**THE PROBLEM**
Type out the data exactly as given. Skip any image.
************
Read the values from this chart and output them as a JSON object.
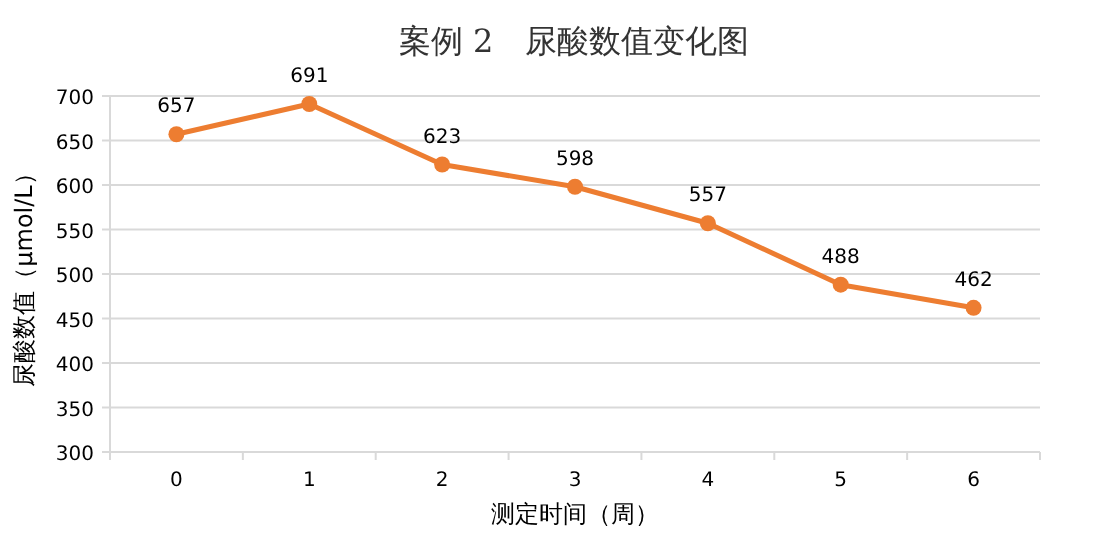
{
  "chart_data": {
    "type": "line",
    "title": "案例 2　尿酸数值变化图",
    "xlabel": "测定时间（周）",
    "ylabel": "尿酸数值（μmol/L）",
    "categories": [
      "0",
      "1",
      "2",
      "3",
      "4",
      "5",
      "6"
    ],
    "series": [
      {
        "color": "#ed7d31",
        "values": [
          657,
          691,
          623,
          598,
          557,
          488,
          462
        ]
      }
    ],
    "ylim": [
      300,
      700
    ],
    "yticks": [
      300,
      350,
      400,
      450,
      500,
      550,
      600,
      650,
      700
    ],
    "grid": "y",
    "marker": "circle",
    "data_labels": true
  }
}
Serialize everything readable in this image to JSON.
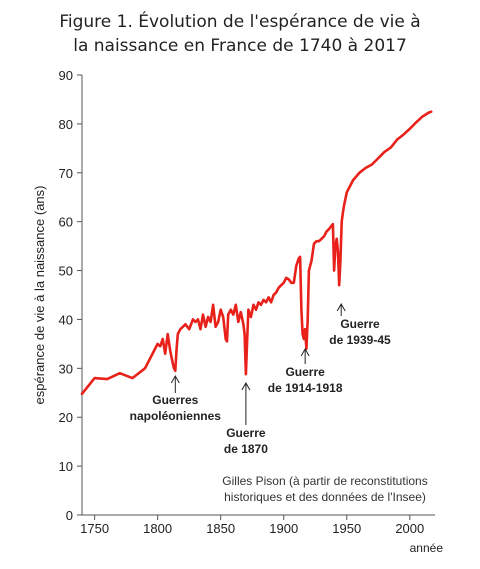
{
  "chart_data": {
    "type": "line",
    "title_line1": "Figure 1. Évolution de l'espérance de vie à",
    "title_line2": "la naissance en France de 1740 à 2017",
    "xlabel": "année",
    "ylabel": "espérance de vie à la naissance (ans)",
    "xlim": [
      1740,
      2020
    ],
    "ylim": [
      0,
      90
    ],
    "xticks": [
      1750,
      1800,
      1850,
      1900,
      1950,
      2000
    ],
    "yticks": [
      0,
      10,
      20,
      30,
      40,
      50,
      60,
      70,
      80,
      90
    ],
    "grid": false,
    "series": [
      {
        "color": "#e8211b",
        "x": [
          1740,
          1750,
          1760,
          1770,
          1780,
          1790,
          1795,
          1800,
          1802,
          1804,
          1806,
          1808,
          1810,
          1812,
          1813,
          1814,
          1815,
          1816,
          1818,
          1820,
          1822,
          1825,
          1828,
          1830,
          1832,
          1834,
          1836,
          1838,
          1840,
          1842,
          1844,
          1846,
          1848,
          1850,
          1852,
          1854,
          1855,
          1856,
          1858,
          1860,
          1862,
          1864,
          1866,
          1868,
          1869,
          1870,
          1871,
          1872,
          1874,
          1876,
          1878,
          1880,
          1882,
          1884,
          1886,
          1888,
          1890,
          1892,
          1894,
          1896,
          1898,
          1900,
          1902,
          1904,
          1906,
          1908,
          1910,
          1912,
          1913,
          1914,
          1915,
          1916,
          1917,
          1918,
          1919,
          1920,
          1922,
          1924,
          1926,
          1928,
          1930,
          1932,
          1934,
          1936,
          1938,
          1939,
          1940,
          1941,
          1942,
          1943,
          1944,
          1945,
          1946,
          1947,
          1948,
          1950,
          1955,
          1960,
          1965,
          1970,
          1975,
          1980,
          1985,
          1990,
          1995,
          2000,
          2005,
          2010,
          2015,
          2017
        ],
        "values": [
          24.8,
          28,
          27.8,
          29,
          28,
          30,
          32.5,
          35,
          34.5,
          36,
          33,
          37,
          33.5,
          31,
          30,
          29.5,
          34,
          37,
          38,
          38.5,
          39,
          38,
          40,
          39.5,
          40,
          38,
          41,
          38.5,
          40.5,
          39.5,
          43,
          38.5,
          39.5,
          42,
          40.5,
          36,
          35.5,
          41,
          42,
          41,
          43,
          39.5,
          41.5,
          39,
          37,
          28.8,
          36,
          42,
          40.5,
          43,
          42,
          43.5,
          43,
          44,
          43.5,
          44.5,
          43.5,
          45,
          45.5,
          46.5,
          47,
          47.5,
          48.5,
          48.2,
          47.5,
          47.5,
          51,
          52.5,
          52.8,
          42,
          37,
          36,
          38,
          34,
          40,
          50,
          52,
          55.5,
          56,
          56,
          56.5,
          57,
          58,
          58.5,
          59.2,
          59.5,
          50,
          55,
          56.5,
          54,
          47,
          52,
          60,
          62,
          63.5,
          66,
          68.5,
          70,
          71,
          71.7,
          73,
          74.3,
          75.2,
          76.8,
          77.8,
          79,
          80.3,
          81.5,
          82.3,
          82.5
        ]
      }
    ],
    "annotations": [
      {
        "lines": [
          "Guerres",
          "napoléoniennes"
        ],
        "x": 1814,
        "y": 29.5
      },
      {
        "lines": [
          "Guerre",
          "de 1870"
        ],
        "x": 1870,
        "y": 28.8
      },
      {
        "lines": [
          "Guerre",
          "de 1914-1918"
        ],
        "x": 1917,
        "y": 34
      },
      {
        "lines": [
          "Guerre",
          "de 1939-45"
        ],
        "x": 1944,
        "y": 47
      }
    ],
    "source_line1": "Gilles Pison (à partir de reconstitutions",
    "source_line2": "historiques et des données de l'Insee)"
  }
}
************
**REPLY**
Read the values from this chart and output them as a JSON object.
{
  "chart_data": {
    "type": "line",
    "title": "案例 2　尿酸数值变化图",
    "xlabel": "测定时间（周）",
    "ylabel": "尿酸数值（μmol/L）",
    "categories": [
      "0",
      "1",
      "2",
      "3",
      "4",
      "5",
      "6"
    ],
    "series": [
      {
        "color": "#ed7d31",
        "values": [
          657,
          691,
          623,
          598,
          557,
          488,
          462
        ]
      }
    ],
    "ylim": [
      300,
      700
    ],
    "yticks": [
      300,
      350,
      400,
      450,
      500,
      550,
      600,
      650,
      700
    ],
    "grid": "y",
    "marker": "circle",
    "data_labels": true
  }
}
Serialize everything readable in this image to JSON.
{
  "chart_data": {
    "type": "line",
    "title_line1": "Figure 1. Évolution de l'espérance de vie à",
    "title_line2": "la naissance en France de 1740 à 2017",
    "xlabel": "année",
    "ylabel": "espérance de vie à la naissance (ans)",
    "xlim": [
      1740,
      2020
    ],
    "ylim": [
      0,
      90
    ],
    "xticks": [
      1750,
      1800,
      1850,
      1900,
      1950,
      2000
    ],
    "yticks": [
      0,
      10,
      20,
      30,
      40,
      50,
      60,
      70,
      80,
      90
    ],
    "grid": false,
    "series": [
      {
        "color": "#e8211b",
        "x": [
          1740,
          1750,
          1760,
          1770,
          1780,
          1790,
          1795,
          1800,
          1802,
          1804,
          1806,
          1808,
          1810,
          1812,
          1813,
          1814,
          1815,
          1816,
          1818,
          1820,
          1822,
          1825,
          1828,
          1830,
          1832,
          1834,
          1836,
          1838,
          1840,
          1842,
          1844,
          1846,
          1848,
          1850,
          1852,
          1854,
          1855,
          1856,
          1858,
          1860,
          1862,
          1864,
          1866,
          1868,
          1869,
          1870,
          1871,
          1872,
          1874,
          1876,
          1878,
          1880,
          1882,
          1884,
          1886,
          1888,
          1890,
          1892,
          1894,
          1896,
          1898,
          1900,
          1902,
          1904,
          1906,
          1908,
          1910,
          1912,
          1913,
          1914,
          1915,
          1916,
          1917,
          1918,
          1919,
          1920,
          1922,
          1924,
          1926,
          1928,
          1930,
          1932,
          1934,
          1936,
          1938,
          1939,
          1940,
          1941,
          1942,
          1943,
          1944,
          1945,
          1946,
          1947,
          1948,
          1950,
          1955,
          1960,
          1965,
          1970,
          1975,
          1980,
          1985,
          1990,
          1995,
          2000,
          2005,
          2010,
          2015,
          2017
        ],
        "values": [
          24.8,
          28,
          27.8,
          29,
          28,
          30,
          32.5,
          35,
          34.5,
          36,
          33,
          37,
          33.5,
          31,
          30,
          29.5,
          34,
          37,
          38,
          38.5,
          39,
          38,
          40,
          39.5,
          40,
          38,
          41,
          38.5,
          40.5,
          39.5,
          43,
          38.5,
          39.5,
          42,
          40.5,
          36,
          35.5,
          41,
          42,
          41,
          43,
          39.5,
          41.5,
          39,
          37,
          28.8,
          36,
          42,
          40.5,
          43,
          42,
          43.5,
          43,
          44,
          43.5,
          44.5,
          43.5,
          45,
          45.5,
          46.5,
          47,
          47.5,
          48.5,
          48.2,
          47.5,
          47.5,
          51,
          52.5,
          52.8,
          42,
          37,
          36,
          38,
          34,
          40,
          50,
          52,
          55.5,
          56,
          56,
          56.5,
          57,
          58,
          58.5,
          59.2,
          59.5,
          50,
          55,
          56.5,
          54,
          47,
          52,
          60,
          62,
          63.5,
          66,
          68.5,
          70,
          71,
          71.7,
          73,
          74.3,
          75.2,
          76.8,
          77.8,
          79,
          80.3,
          81.5,
          82.3,
          82.5
        ]
      }
    ],
    "annotations": [
      {
        "lines": [
          "Guerres",
          "napoléoniennes"
        ],
        "x": 1814,
        "y": 29.5
      },
      {
        "lines": [
          "Guerre",
          "de 1870"
        ],
        "x": 1870,
        "y": 28.8
      },
      {
        "lines": [
          "Guerre",
          "de 1914-1918"
        ],
        "x": 1917,
        "y": 34
      },
      {
        "lines": [
          "Guerre",
          "de 1939-45"
        ],
        "x": 1944,
        "y": 47
      }
    ],
    "source_line1": "Gilles Pison (à partir de reconstitutions",
    "source_line2": "historiques et des données de l'Insee)"
  }
}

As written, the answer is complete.